[Verilen Görev a]: Kayıtların başından "battery B1 <box>36 36 44 52</box>" ifadesini içeren satıra kadar, o satır da dahil olmak üzere, bütün satırları bir JSON dizi listesine dönüştürün. Her satır ayrı bir dize olsun ve boş satırlar listeye alınmasın.

[Seçme Metin]:
◇ ◇ ◇ ◇ ◇
6.- İstanbul Milletvekili Mehmet Akif Hamzaçebi'nin, Millî Savunma
Bakanı İsmet Yılmazın gündem dışı
konuşması sırasında Cumhuriyet Halk Partisine
sataşması nedeniyle konuşması
MEHMET
AKİF HAMZAÇEBİ (İstanbul) Sayın Başkan, değerli
milletvekilleri; zamanım çok kısa, hemen konuya giriyorum.
Şimdi,
Süleyman Şahla ilgili ilk haber gazetelerde yer aldı. 13 Mart 2014
tarihinde Süleyman Şah Türbesinin olduğu bölgenin IŞİD
kontrolüne geçtiği haberi basında yer aldı. Onun üzerine
zamanın Başbakanı Sayın Erdoğan şunu söyledi:
Böyle bir yanlışlık olacak olursa gereği neyse
yapılacaktır. Bu topraklar bizim toprağımızdır.
Bu topraklarda yapılacak bir saldırı aynen Türkiye'ye
yapılmış bir saldırıdır. Müthiş bir
kararlılık ifade eden bir cümle. Sayın Davutoğlu o zaman
bakan, o da aynı cümleleri tekrarlıyor, Türkiye'nin
kararlılığını vurguluyor Topraklarımıza,
Süleyman Şaha bir şey olursa yapanları perişan ederiz.
anlamında bir değerlendirme yapıyor.
Tezkereyi
görüşüyoruz, Suriye tezkeresi. Tarih: 2/10/2014. Suriye tezkeresinin
gerekçesinde deniliyor ki: Süleyman Şah Karakolu tehdit altında.
Onun
için yetki aldınız Meclisten. Gerçekte tezkereye gerek yoktu. Türk
toprağı, vatan toprağına saldırı olursa gidip
Silahlı Kuvvetlerimizin cevabını vermesi lazım. Şimdi,
tezkere görüşülürken ben bunları söylüyorum.
Sayın Bakan
şu cümleyi kullanıyor: IŞİDin Türkiye-Suriye
sınırına 37
kilometre mesafede bulunan Süleyman Şah Saygı Karakolu bölgesindeki
mevcudiyeti ulusal güvenliğimize yönelik apaçık bir risk, apaçık
bir tehdit oluşturmaktadır. Türk ana vatanının
ayrılmaz bir parçası olan Süleyman Şah Saygı Karakolunu
korumak devletimizin asli vazifesidir.
◇ ◇ ◇ ◇ ◇
Kaydedilmiş girdiler:

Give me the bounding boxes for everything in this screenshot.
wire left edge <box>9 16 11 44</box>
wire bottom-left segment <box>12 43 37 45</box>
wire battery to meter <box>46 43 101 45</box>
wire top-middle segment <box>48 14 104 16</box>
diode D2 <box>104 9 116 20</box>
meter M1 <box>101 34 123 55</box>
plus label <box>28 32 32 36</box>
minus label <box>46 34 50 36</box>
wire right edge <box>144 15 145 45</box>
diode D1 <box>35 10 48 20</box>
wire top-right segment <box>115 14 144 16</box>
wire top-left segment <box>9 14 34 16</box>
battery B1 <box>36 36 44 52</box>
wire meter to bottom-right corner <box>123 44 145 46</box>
◇ ◇ ◇ ◇ ◇
[Verilen Görev b]:
Seçme metne göre aşağıdaki soruları yanıtlayın:
(i) Süleyman Şah Türbesinin bulunduğu bölgenin IŞİD kontrolüne geçtiği haberi basında hangi tarihte yer aldı?
(ii) Metinde o zamanın Başbakanı olarak kim anılıyor?
(iii) Görüşülen Suriye tezkeresinin tarihi nedir?

[Tam Yanıt a]:
[
  "Give me the bounding boxes for everything in this screenshot.",
  "wire left edge <box>9 16 11 44</box>",
  "wire bottom-left segment <box>12 43 37 45</box>",
  "wire battery to meter <box>46 43 101 45</box>",
  "wire top-middle segment <box>48 14 104 16</box>",
  "diode D2 <box>104 9 116 20</box>",
  "meter M1 <box>101 34 123 55</box>",
  "plus label <box>28 32 32 36</box>",
  "minus label <box>46 34 50 36</box>",
  "wire right edge <box>144 15 145 45</box>",
  "diode D1 <box>35 10 48 20</box>",
  "wire top-right segment <box>115 14 144 16</box>",
  "wire top-left segment <box>9 14 34 16</box>",
  "battery B1 <box>36 36 44 52</box>"
]

[Tam Yanıt b]:
(i) 13 Mart 2014
(ii) Sayın Erdoğan
(iii) 2/10/2014